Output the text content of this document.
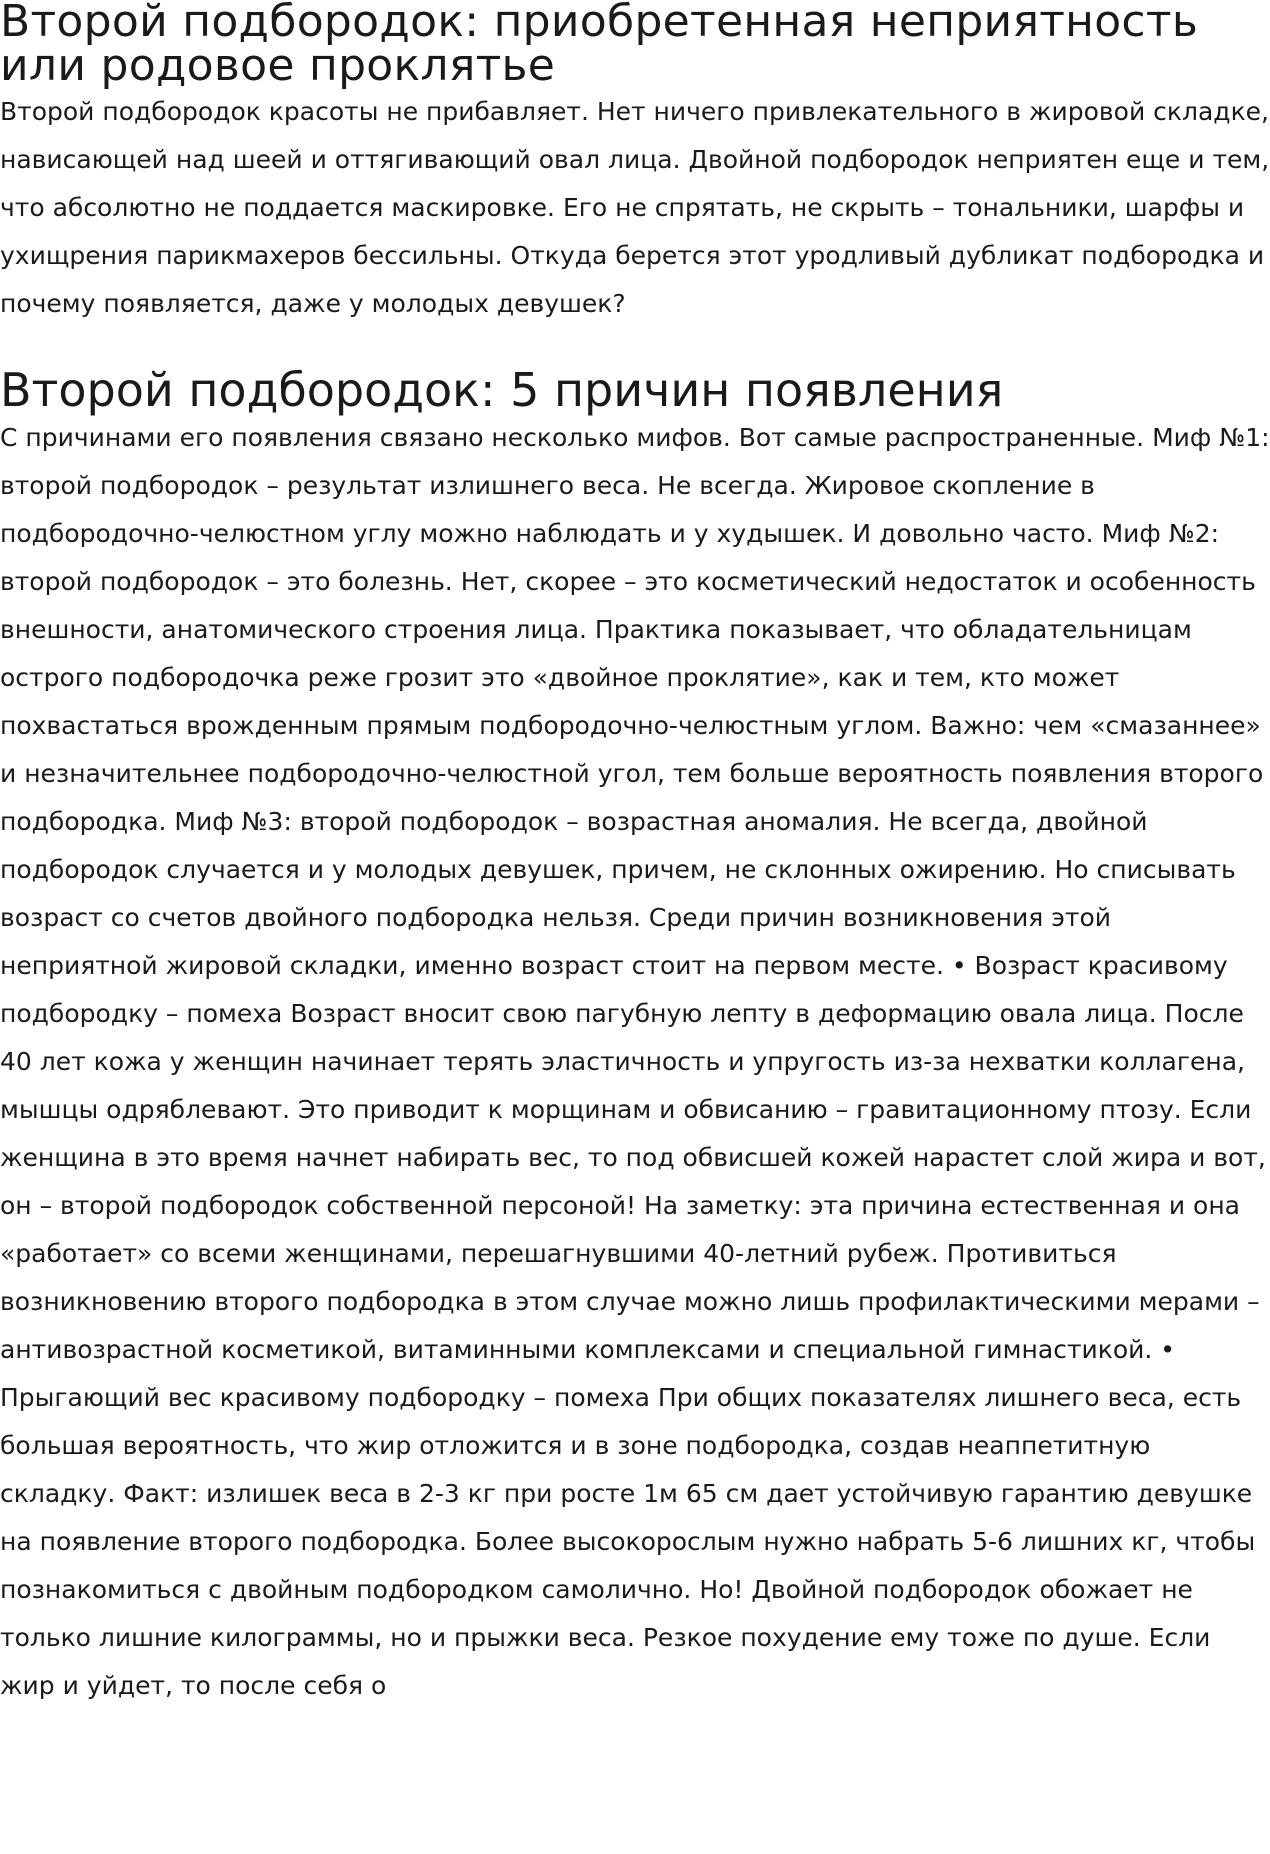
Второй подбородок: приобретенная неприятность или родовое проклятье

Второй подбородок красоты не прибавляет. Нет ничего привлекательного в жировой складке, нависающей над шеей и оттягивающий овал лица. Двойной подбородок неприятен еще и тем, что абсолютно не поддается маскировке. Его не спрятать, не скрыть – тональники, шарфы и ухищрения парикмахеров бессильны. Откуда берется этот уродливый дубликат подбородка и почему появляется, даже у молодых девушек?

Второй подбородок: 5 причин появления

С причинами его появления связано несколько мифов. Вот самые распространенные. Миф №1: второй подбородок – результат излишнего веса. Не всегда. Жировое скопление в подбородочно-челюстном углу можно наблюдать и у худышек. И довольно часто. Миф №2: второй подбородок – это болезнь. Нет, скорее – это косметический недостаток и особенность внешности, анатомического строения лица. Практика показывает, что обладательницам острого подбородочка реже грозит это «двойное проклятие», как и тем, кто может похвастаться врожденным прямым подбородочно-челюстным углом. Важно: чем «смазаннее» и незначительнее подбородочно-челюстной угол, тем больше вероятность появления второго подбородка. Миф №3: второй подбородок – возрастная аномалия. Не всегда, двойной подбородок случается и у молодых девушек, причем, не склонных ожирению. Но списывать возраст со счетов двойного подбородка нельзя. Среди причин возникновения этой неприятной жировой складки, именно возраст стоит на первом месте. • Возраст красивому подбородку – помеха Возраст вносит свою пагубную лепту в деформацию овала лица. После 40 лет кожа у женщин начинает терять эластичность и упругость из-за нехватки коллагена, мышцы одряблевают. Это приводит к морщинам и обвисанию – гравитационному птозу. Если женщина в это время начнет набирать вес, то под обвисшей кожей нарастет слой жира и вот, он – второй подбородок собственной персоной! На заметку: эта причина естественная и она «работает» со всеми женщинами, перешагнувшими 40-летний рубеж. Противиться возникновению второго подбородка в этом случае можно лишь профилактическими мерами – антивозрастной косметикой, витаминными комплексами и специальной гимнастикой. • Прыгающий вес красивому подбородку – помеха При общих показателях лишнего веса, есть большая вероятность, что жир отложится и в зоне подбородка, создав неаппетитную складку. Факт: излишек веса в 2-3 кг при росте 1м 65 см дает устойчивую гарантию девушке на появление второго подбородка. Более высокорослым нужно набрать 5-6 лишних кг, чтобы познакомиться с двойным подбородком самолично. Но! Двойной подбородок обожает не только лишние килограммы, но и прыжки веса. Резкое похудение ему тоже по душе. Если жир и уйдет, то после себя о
--*--
Reproduce each entry precisely, dropping only the pictures.

Output the text content of this document.
Второй подбородок: приобретенная неприятность или родовое проклятье

Второй подбородок красоты не прибавляет. Нет ничего привлекательного в жировой складке, нависающей над шеей и оттягивающий овал лица. Двойной подбородок неприятен еще и тем, что абсолютно не поддается маскировке. Его не спрятать, не скрыть – тональники, шарфы и ухищрения парикмахеров бессильны. Откуда берется этот уродливый дубликат подбородка и почему появляется, даже у молодых девушек?

Второй подбородок: 5 причин появления

С причинами его появления связано несколько мифов. Вот самые распространенные. Миф №1: второй подбородок – результат излишнего веса. Не всегда. Жировое скопление в подбородочно-челюстном углу можно наблюдать и у худышек. И довольно часто. Миф №2: второй подбородок – это болезнь. Нет, скорее – это косметический недостаток и особенность внешности, анатомического строения лица. Практика показывает, что обладательницам острого подбородочка реже грозит это «двойное проклятие», как и тем, кто может похвастаться врожденным прямым подбородочно-челюстным углом. Важно: чем «смазаннее» и незначительнее подбородочно-челюстной угол, тем больше вероятность появления второго подбородка. Миф №3: второй подбородок – возрастная аномалия. Не всегда, двойной подбородок случается и у молодых девушек, причем, не склонных ожирению. Но списывать возраст со счетов двойного подбородка нельзя. Среди причин возникновения этой неприятной жировой складки, именно возраст стоит на первом месте. • Возраст красивому подбородку – помеха Возраст вносит свою пагубную лепту в деформацию овала лица. После 40 лет кожа у женщин начинает терять эластичность и упругость из-за нехватки коллагена, мышцы одряблевают. Это приводит к морщинам и обвисанию – гравитационному птозу. Если женщина в это время начнет набирать вес, то под обвисшей кожей нарастет слой жира и вот, он – второй подбородок собственной персоной! На заметку: эта причина естественная и она «работает» со всеми женщинами, перешагнувшими 40-летний рубеж. Противиться возникновению второго подбородка в этом случае можно лишь профилактическими мерами – антивозрастной косметикой, витаминными комплексами и специальной гимнастикой. • Прыгающий вес красивому подбородку – помеха При общих показателях лишнего веса, есть большая вероятность, что жир отложится и в зоне подбородка, создав неаппетитную складку. Факт: излишек веса в 2-3 кг при росте 1м 65 см дает устойчивую гарантию девушке на появление второго подбородка. Более высокорослым нужно набрать 5-6 лишних кг, чтобы познакомиться с двойным подбородком самолично. Но! Двойной подбородок обожает не только лишние килограммы, но и прыжки веса. Резкое похудение ему тоже по душе. Если жир и уйдет, то после себя о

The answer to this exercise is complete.